- Task input:
..............................

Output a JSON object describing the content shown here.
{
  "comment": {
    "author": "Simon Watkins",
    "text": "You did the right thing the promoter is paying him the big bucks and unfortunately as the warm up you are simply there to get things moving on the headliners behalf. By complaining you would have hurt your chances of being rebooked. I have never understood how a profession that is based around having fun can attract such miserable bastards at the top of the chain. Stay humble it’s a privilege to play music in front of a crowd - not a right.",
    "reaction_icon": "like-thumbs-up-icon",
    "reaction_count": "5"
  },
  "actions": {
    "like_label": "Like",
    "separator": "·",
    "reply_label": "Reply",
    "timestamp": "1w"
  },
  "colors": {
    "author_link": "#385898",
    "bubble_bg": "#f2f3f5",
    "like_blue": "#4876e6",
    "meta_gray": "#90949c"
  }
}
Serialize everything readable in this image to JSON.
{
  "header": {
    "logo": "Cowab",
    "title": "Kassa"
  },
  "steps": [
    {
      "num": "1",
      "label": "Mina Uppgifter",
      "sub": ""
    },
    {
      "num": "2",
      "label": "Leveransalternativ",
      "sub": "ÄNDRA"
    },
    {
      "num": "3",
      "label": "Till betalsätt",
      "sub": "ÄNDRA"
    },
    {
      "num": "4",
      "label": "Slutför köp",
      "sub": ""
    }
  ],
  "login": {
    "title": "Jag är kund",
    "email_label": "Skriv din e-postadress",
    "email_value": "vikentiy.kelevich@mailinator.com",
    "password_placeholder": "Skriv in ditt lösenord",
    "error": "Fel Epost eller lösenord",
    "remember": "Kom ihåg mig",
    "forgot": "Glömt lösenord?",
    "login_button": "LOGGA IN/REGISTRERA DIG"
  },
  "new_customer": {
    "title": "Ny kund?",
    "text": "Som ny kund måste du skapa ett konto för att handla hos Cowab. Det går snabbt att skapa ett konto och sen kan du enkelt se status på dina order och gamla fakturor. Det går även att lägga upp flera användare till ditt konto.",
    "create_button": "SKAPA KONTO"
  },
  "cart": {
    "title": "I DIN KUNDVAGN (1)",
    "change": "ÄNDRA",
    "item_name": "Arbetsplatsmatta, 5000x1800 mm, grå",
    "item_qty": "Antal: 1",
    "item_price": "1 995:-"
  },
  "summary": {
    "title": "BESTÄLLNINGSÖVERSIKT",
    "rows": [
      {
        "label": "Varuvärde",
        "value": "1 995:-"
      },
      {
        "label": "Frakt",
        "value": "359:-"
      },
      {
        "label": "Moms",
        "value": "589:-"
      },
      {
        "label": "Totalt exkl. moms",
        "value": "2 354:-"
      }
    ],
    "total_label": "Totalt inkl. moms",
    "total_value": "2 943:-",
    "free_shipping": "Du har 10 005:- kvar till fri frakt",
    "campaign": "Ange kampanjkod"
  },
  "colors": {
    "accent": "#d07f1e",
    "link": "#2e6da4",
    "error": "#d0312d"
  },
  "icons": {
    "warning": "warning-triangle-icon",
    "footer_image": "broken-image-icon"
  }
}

..............................

- Exercise task:
Gather all lines with the string "image" from the data.

- Answer:
Serialize everything readable in this image to JSON.
    "footer_image": "broken-image-icon"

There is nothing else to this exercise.